▶ **Your goal**
Reproduce every record below exactly as written, but leave out any pictures.

A block of data:
============
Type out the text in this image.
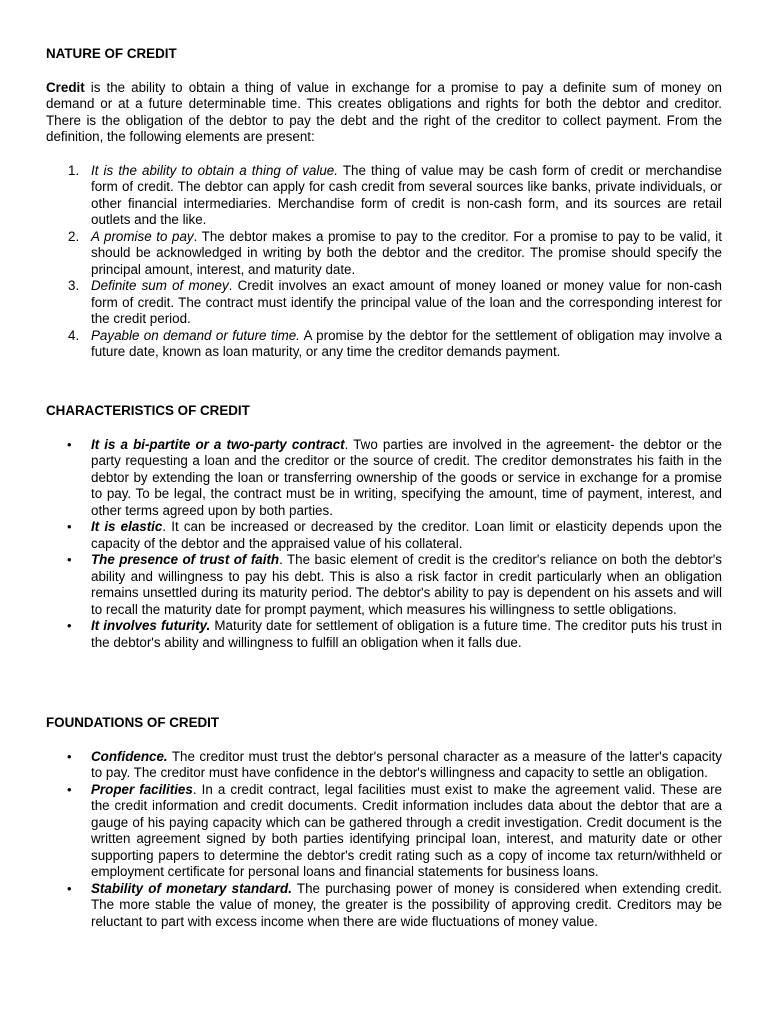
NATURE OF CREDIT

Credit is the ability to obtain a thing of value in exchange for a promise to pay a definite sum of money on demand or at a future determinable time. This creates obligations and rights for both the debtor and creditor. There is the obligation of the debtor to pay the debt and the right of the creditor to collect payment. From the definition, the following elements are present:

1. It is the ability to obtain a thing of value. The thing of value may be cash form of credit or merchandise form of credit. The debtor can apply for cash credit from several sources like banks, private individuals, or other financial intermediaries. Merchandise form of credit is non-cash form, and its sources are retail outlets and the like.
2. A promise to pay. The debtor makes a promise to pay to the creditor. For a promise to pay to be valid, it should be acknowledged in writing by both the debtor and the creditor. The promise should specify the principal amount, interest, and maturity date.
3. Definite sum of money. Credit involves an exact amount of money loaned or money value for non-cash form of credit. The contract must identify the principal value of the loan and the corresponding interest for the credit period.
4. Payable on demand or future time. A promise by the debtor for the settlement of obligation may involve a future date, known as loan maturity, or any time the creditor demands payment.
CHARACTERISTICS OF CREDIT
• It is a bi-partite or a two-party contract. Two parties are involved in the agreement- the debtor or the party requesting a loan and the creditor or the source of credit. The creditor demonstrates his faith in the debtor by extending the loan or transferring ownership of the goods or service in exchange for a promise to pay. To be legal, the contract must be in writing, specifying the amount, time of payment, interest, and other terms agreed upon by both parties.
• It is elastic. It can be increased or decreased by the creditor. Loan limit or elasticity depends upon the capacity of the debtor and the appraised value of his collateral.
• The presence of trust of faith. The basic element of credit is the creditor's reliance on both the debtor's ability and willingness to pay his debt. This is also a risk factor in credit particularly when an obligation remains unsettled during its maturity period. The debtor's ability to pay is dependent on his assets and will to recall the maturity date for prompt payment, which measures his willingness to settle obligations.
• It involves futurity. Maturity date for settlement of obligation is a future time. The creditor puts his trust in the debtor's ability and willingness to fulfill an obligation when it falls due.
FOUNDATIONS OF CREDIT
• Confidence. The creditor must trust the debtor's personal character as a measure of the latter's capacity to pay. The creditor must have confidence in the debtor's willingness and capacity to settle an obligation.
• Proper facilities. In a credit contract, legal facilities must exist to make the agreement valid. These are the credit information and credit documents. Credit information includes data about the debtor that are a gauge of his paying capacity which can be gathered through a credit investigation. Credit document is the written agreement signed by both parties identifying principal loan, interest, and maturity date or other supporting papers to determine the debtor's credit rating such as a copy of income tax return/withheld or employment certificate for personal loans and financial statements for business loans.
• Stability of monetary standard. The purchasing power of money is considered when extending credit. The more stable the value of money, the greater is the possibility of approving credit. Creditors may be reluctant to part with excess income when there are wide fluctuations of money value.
============
▶ **Response**
Type out the text in this image.
NATURE OF CREDIT

Credit is the ability to obtain a thing of value in exchange for a promise to pay a definite sum of money on demand or at a future determinable time. This creates obligations and rights for both the debtor and creditor. There is the obligation of the debtor to pay the debt and the right of the creditor to collect payment. From the definition, the following elements are present:

1. It is the ability to obtain a thing of value. The thing of value may be cash form of credit or merchandise form of credit. The debtor can apply for cash credit from several sources like banks, private individuals, or other financial intermediaries. Merchandise form of credit is non-cash form, and its sources are retail outlets and the like.
2. A promise to pay. The debtor makes a promise to pay to the creditor. For a promise to pay to be valid, it should be acknowledged in writing by both the debtor and the creditor. The promise should specify the principal amount, interest, and maturity date.
3. Definite sum of money. Credit involves an exact amount of money loaned or money value for non-cash form of credit. The contract must identify the principal value of the loan and the corresponding interest for the credit period.
4. Payable on demand or future time. A promise by the debtor for the settlement of obligation may involve a future date, known as loan maturity, or any time the creditor demands payment.
CHARACTERISTICS OF CREDIT
• It is a bi-partite or a two-party contract. Two parties are involved in the agreement- the debtor or the party requesting a loan and the creditor or the source of credit. The creditor demonstrates his faith in the debtor by extending the loan or transferring ownership of the goods or service in exchange for a promise to pay. To be legal, the contract must be in writing, specifying the amount, time of payment, interest, and other terms agreed upon by both parties.
• It is elastic. It can be increased or decreased by the creditor. Loan limit or elasticity depends upon the capacity of the debtor and the appraised value of his collateral.
• The presence of trust of faith. The basic element of credit is the creditor's reliance on both the debtor's ability and willingness to pay his debt. This is also a risk factor in credit particularly when an obligation remains unsettled during its maturity period. The debtor's ability to pay is dependent on his assets and will to recall the maturity date for prompt payment, which measures his willingness to settle obligations.
• It involves futurity. Maturity date for settlement of obligation is a future time. The creditor puts his trust in the debtor's ability and willingness to fulfill an obligation when it falls due.
FOUNDATIONS OF CREDIT
• Confidence. The creditor must trust the debtor's personal character as a measure of the latter's capacity to pay. The creditor must have confidence in the debtor's willingness and capacity to settle an obligation.
• Proper facilities. In a credit contract, legal facilities must exist to make the agreement valid. These are the credit information and credit documents. Credit information includes data about the debtor that are a gauge of his paying capacity which can be gathered through a credit investigation. Credit document is the written agreement signed by both parties identifying principal loan, interest, and maturity date or other supporting papers to determine the debtor's credit rating such as a copy of income tax return/withheld or employment certificate for personal loans and financial statements for business loans.
• Stability of monetary standard. The purchasing power of money is considered when extending credit. The more stable the value of money, the greater is the possibility of approving credit. Creditors may be reluctant to part with excess income when there are wide fluctuations of money value.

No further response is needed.